- **Exercise details**: Set the listing down again in full, word for word, with the pictures left out.

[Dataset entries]
= = = = = = =

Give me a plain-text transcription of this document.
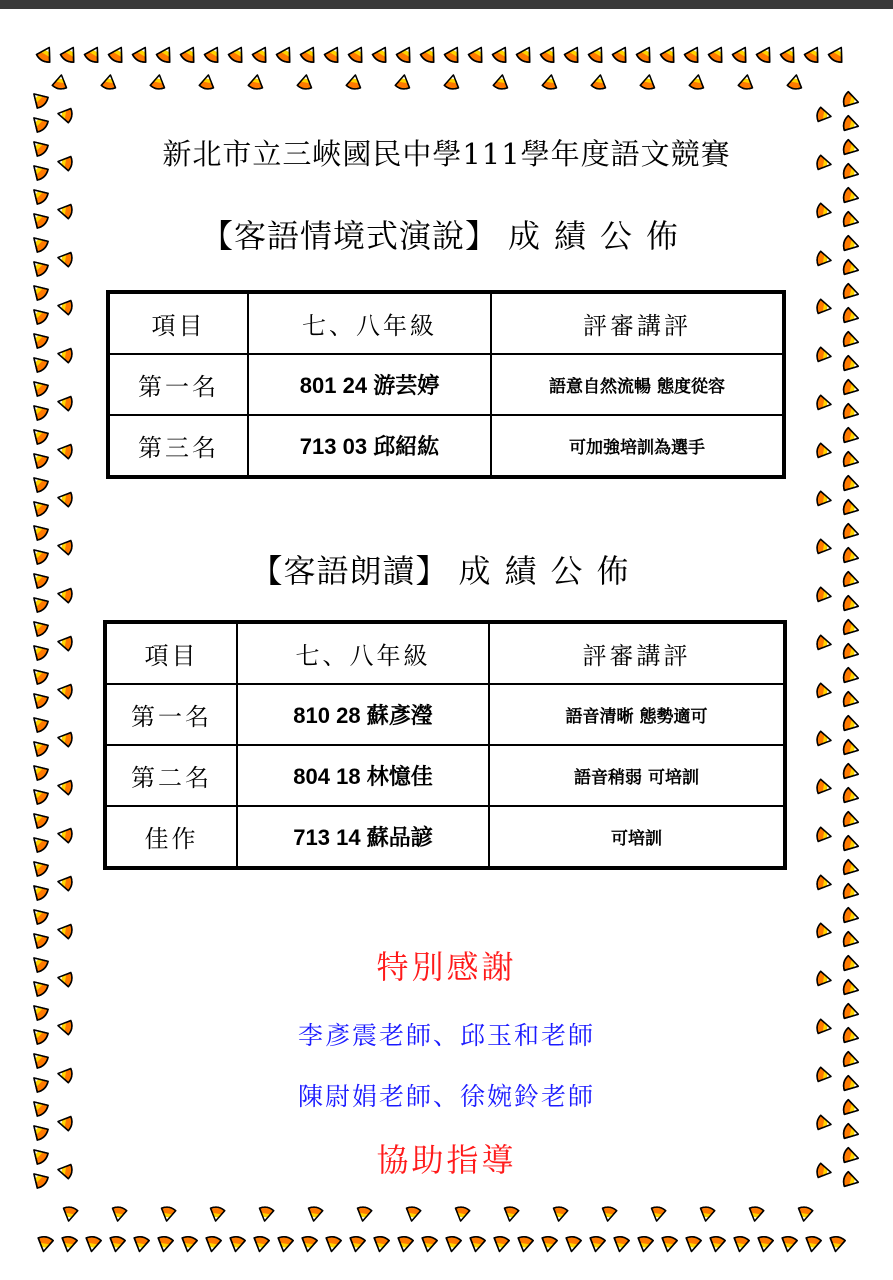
新北市立三峽國民中學111學年度語文競賽
【客語情境式演說】 成績公佈
項目	七、八年級	評審講評
第一名	801 24 游芸婷	語意自然流暢 態度從容
第三名	713 03 邱紹紘	可加強培訓為選手
【客語朗讀】 成績公佈
項目	七、八年級	評審講評
第一名	810 28 蘇彥瀅	語音清晰 態勢適可
第二名	804 18 林憶佳	語音稍弱 可培訓
佳作	713 14 蘇品諺	可培訓
特別感謝
李彥震老師、邱玉和老師
陳尉娟老師、徐婉鈴老師
協助指導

= = = = = = =

- **Result of the task**:
Give me a plain-text transcription of this document.
新北市立三峽國民中學111學年度語文競賽
【客語情境式演說】 成績公佈
項目	七、八年級	評審講評
第一名	801 24 游芸婷	語意自然流暢 態度從容
第三名	713 03 邱紹紘	可加強培訓為選手
【客語朗讀】 成績公佈
項目	七、八年級	評審講評
第一名	810 28 蘇彥瀅	語音清晰 態勢適可
第二名	804 18 林憶佳	語音稍弱 可培訓
佳作	713 14 蘇品諺	可培訓
特別感謝
李彥震老師、邱玉和老師
陳尉娟老師、徐婉鈴老師
協助指導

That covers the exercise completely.